> The data:
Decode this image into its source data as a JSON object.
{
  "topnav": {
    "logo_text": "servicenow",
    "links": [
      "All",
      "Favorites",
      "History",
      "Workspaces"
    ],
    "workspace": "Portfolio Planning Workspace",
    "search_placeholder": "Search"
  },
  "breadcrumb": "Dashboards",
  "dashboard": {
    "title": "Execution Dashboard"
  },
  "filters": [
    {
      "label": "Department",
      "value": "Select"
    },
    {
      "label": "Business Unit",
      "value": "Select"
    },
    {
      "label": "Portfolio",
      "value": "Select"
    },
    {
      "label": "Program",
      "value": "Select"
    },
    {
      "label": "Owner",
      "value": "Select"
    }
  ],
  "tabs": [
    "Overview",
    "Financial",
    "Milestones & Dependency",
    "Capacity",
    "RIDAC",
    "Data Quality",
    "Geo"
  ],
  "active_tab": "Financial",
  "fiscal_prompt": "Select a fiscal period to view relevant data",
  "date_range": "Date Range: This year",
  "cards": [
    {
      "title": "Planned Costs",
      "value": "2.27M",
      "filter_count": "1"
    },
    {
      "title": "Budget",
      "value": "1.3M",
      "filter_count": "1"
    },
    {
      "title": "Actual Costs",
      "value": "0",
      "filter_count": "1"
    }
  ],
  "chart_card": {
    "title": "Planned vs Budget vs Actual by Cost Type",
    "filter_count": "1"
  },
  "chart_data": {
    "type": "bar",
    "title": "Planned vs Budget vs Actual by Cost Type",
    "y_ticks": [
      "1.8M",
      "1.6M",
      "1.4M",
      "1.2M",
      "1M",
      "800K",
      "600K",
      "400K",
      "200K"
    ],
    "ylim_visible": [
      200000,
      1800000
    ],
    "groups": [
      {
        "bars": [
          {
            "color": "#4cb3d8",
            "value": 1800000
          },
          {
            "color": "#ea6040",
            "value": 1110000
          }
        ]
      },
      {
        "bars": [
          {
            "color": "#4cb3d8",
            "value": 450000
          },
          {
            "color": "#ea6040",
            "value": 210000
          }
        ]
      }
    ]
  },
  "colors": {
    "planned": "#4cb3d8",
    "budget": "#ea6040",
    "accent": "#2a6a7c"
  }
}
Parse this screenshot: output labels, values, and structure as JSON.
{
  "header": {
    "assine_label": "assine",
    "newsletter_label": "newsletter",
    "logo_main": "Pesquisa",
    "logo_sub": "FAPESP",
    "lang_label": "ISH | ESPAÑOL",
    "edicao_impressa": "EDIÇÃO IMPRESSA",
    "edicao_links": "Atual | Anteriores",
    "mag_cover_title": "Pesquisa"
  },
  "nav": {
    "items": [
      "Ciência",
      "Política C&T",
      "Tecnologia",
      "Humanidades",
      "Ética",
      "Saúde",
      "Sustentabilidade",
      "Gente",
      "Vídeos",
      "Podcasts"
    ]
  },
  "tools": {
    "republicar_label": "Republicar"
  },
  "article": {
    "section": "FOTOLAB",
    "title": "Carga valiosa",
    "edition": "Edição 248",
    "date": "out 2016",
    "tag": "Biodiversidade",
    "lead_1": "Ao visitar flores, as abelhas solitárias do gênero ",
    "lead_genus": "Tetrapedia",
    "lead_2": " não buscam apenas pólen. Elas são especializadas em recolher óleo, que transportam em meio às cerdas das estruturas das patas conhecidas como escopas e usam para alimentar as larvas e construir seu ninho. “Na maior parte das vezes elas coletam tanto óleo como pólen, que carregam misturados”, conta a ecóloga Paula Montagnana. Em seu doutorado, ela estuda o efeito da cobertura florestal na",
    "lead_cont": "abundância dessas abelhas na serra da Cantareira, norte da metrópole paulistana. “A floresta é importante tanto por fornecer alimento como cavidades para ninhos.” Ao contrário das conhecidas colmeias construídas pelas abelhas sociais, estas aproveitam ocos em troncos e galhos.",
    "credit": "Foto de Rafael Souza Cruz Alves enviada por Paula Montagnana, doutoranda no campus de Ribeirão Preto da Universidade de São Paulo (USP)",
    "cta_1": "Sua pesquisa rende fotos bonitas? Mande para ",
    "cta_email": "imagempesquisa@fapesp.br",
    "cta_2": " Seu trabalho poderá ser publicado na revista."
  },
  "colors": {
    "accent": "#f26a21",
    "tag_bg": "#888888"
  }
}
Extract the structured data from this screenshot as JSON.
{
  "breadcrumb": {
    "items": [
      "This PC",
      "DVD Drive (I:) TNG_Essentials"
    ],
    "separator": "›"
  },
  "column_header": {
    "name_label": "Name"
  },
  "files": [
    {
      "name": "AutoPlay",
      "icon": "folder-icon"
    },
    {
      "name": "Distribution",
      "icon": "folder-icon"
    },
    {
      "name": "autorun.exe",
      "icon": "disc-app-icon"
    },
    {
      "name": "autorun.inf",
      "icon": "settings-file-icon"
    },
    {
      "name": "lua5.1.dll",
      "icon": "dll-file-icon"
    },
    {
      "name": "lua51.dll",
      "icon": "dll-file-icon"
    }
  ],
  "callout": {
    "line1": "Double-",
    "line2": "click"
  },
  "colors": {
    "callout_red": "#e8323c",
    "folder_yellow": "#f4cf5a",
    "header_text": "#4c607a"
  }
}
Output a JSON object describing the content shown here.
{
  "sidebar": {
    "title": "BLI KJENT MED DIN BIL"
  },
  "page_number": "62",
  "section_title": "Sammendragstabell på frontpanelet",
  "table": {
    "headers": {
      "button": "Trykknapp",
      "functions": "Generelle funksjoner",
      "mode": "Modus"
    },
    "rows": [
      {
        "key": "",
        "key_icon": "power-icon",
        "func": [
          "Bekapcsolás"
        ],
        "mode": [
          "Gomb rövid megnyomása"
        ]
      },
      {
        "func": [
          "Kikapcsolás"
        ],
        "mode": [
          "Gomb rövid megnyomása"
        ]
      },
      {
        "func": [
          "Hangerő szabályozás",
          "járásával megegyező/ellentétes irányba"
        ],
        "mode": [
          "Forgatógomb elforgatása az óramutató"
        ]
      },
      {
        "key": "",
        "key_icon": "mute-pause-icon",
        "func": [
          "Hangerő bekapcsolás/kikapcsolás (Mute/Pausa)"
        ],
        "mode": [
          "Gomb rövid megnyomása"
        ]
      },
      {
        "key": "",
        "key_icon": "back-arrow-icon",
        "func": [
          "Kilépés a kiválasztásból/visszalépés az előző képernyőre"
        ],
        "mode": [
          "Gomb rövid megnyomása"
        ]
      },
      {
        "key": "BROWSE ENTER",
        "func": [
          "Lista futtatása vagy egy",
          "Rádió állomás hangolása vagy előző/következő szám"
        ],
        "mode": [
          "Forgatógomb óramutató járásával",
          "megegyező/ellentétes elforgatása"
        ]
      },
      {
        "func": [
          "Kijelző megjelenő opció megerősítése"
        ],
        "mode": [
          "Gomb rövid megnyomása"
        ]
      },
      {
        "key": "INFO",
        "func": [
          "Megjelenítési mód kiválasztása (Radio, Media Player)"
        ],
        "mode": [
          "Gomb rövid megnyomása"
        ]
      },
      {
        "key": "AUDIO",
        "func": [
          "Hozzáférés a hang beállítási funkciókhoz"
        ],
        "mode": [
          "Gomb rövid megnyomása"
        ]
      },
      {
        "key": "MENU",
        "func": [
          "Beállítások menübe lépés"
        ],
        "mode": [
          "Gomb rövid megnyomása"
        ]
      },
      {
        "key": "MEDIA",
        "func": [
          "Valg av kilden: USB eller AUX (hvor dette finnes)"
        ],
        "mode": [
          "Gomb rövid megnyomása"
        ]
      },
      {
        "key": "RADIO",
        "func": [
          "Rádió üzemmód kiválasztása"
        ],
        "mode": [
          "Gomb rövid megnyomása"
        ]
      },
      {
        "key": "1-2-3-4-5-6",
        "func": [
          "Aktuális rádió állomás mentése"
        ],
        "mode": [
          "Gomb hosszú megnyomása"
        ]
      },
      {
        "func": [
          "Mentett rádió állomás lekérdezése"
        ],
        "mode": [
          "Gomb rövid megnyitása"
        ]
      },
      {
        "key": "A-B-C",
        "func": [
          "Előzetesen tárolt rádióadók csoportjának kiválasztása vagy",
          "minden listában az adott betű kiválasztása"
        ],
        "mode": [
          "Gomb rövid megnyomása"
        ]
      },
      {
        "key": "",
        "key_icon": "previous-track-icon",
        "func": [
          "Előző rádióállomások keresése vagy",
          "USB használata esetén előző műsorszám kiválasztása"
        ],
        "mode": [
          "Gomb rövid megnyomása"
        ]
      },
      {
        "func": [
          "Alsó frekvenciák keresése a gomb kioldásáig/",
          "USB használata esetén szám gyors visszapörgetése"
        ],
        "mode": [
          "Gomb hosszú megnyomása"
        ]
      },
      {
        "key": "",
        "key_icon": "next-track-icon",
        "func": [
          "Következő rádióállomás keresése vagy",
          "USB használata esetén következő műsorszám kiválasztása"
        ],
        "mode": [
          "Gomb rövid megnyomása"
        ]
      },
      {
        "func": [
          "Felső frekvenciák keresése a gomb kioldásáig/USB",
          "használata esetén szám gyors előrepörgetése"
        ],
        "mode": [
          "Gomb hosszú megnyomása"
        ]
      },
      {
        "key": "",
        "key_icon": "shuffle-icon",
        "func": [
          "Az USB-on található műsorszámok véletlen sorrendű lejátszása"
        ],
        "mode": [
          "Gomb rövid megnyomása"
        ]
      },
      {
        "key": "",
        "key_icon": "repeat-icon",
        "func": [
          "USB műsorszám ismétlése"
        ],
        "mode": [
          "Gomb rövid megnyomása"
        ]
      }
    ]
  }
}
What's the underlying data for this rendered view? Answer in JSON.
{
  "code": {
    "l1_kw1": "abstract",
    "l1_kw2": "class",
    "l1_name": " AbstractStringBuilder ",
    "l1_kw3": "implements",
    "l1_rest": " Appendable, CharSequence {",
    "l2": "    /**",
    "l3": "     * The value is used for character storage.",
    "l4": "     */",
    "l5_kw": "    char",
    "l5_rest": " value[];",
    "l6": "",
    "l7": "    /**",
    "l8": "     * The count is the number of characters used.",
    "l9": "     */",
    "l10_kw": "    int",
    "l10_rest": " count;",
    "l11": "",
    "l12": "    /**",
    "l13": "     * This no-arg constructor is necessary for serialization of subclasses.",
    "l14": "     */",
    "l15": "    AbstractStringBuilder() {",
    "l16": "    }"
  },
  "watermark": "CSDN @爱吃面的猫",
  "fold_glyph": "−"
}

> Objective: Filter the entries down to the lines containing "keresése". Copy each of those lines.

> Solution for this problem:
          "Előző rádióállomások keresése vagy",
          "Alsó frekvenciák keresése a gomb kioldásáig/",
          "Következő rádióállomás keresése vagy",
          "Felső frekvenciák keresése a gomb kioldásáig/USB",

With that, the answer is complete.